/---
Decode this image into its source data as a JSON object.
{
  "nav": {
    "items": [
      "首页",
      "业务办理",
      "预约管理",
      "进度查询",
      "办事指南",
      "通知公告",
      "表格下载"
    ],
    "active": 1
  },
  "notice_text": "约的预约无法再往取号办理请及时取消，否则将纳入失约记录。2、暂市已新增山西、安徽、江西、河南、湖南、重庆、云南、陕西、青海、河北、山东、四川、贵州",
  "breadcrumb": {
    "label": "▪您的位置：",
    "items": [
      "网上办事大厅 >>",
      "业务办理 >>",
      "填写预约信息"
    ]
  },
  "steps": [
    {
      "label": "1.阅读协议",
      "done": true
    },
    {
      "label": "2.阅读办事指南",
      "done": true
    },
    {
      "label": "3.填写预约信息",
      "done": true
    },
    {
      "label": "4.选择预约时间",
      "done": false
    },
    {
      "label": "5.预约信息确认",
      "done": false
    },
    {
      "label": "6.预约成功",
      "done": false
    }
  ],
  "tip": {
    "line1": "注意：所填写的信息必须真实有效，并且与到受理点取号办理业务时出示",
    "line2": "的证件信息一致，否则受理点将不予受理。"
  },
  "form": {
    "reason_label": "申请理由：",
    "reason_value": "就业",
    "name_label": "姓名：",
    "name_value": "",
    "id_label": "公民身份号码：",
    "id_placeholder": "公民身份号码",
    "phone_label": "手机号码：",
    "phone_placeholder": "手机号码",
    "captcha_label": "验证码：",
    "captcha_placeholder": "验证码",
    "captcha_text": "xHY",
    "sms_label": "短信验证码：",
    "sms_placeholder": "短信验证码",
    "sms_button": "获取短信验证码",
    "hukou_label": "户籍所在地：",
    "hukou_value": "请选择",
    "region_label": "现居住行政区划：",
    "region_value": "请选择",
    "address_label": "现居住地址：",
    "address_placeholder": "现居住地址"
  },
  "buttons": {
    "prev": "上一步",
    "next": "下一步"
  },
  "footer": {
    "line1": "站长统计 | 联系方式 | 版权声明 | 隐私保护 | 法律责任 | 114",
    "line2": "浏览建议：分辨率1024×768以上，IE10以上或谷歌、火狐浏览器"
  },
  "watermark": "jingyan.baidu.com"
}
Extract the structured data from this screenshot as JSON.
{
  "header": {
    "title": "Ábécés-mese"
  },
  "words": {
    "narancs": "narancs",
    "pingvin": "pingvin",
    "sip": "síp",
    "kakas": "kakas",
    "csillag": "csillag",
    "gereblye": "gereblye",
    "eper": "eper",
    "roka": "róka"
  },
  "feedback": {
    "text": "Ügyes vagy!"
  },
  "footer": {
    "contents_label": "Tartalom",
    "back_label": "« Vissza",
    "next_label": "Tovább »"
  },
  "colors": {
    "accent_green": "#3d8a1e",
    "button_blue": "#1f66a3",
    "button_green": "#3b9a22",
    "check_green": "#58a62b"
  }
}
\---
Challenge:
Reproduce the material verbatim, line by line.

Answer for the task:
Decode this image into its source data as a JSON object.
{
  "nav": {
    "items": [
      "首页",
      "业务办理",
      "预约管理",
      "进度查询",
      "办事指南",
      "通知公告",
      "表格下载"
    ],
    "active": 1
  },
  "notice_text": "约的预约无法再往取号办理请及时取消，否则将纳入失约记录。2、暂市已新增山西、安徽、江西、河南、湖南、重庆、云南、陕西、青海、河北、山东、四川、贵州",
  "breadcrumb": {
    "label": "▪您的位置：",
    "items": [
      "网上办事大厅 >>",
      "业务办理 >>",
      "填写预约信息"
    ]
  },
  "steps": [
    {
      "label": "1.阅读协议",
      "done": true
    },
    {
      "label": "2.阅读办事指南",
      "done": true
    },
    {
      "label": "3.填写预约信息",
      "done": true
    },
    {
      "label": "4.选择预约时间",
      "done": false
    },
    {
      "label": "5.预约信息确认",
      "done": false
    },
    {
      "label": "6.预约成功",
      "done": false
    }
  ],
  "tip": {
    "line1": "注意：所填写的信息必须真实有效，并且与到受理点取号办理业务时出示",
    "line2": "的证件信息一致，否则受理点将不予受理。"
  },
  "form": {
    "reason_label": "申请理由：",
    "reason_value": "就业",
    "name_label": "姓名：",
    "name_value": "",
    "id_label": "公民身份号码：",
    "id_placeholder": "公民身份号码",
    "phone_label": "手机号码：",
    "phone_placeholder": "手机号码",
    "captcha_label": "验证码：",
    "captcha_placeholder": "验证码",
    "captcha_text": "xHY",
    "sms_label": "短信验证码：",
    "sms_placeholder": "短信验证码",
    "sms_button": "获取短信验证码",
    "hukou_label": "户籍所在地：",
    "hukou_value": "请选择",
    "region_label": "现居住行政区划：",
    "region_value": "请选择",
    "address_label": "现居住地址：",
    "address_placeholder": "现居住地址"
  },
  "buttons": {
    "prev": "上一步",
    "next": "下一步"
  },
  "footer": {
    "line1": "站长统计 | 联系方式 | 版权声明 | 隐私保护 | 法律责任 | 114",
    "line2": "浏览建议：分辨率1024×768以上，IE10以上或谷歌、火狐浏览器"
  },
  "watermark": "jingyan.baidu.com"
}
Extract the structured data from this screenshot as JSON.
{
  "header": {
    "title": "Ábécés-mese"
  },
  "words": {
    "narancs": "narancs",
    "pingvin": "pingvin",
    "sip": "síp",
    "kakas": "kakas",
    "csillag": "csillag",
    "gereblye": "gereblye",
    "eper": "eper",
    "roka": "róka"
  },
  "feedback": {
    "text": "Ügyes vagy!"
  },
  "footer": {
    "contents_label": "Tartalom",
    "back_label": "« Vissza",
    "next_label": "Tovább »"
  },
  "colors": {
    "accent_green": "#3d8a1e",
    "button_blue": "#1f66a3",
    "button_green": "#3b9a22",
    "check_green": "#58a62b"
  }
}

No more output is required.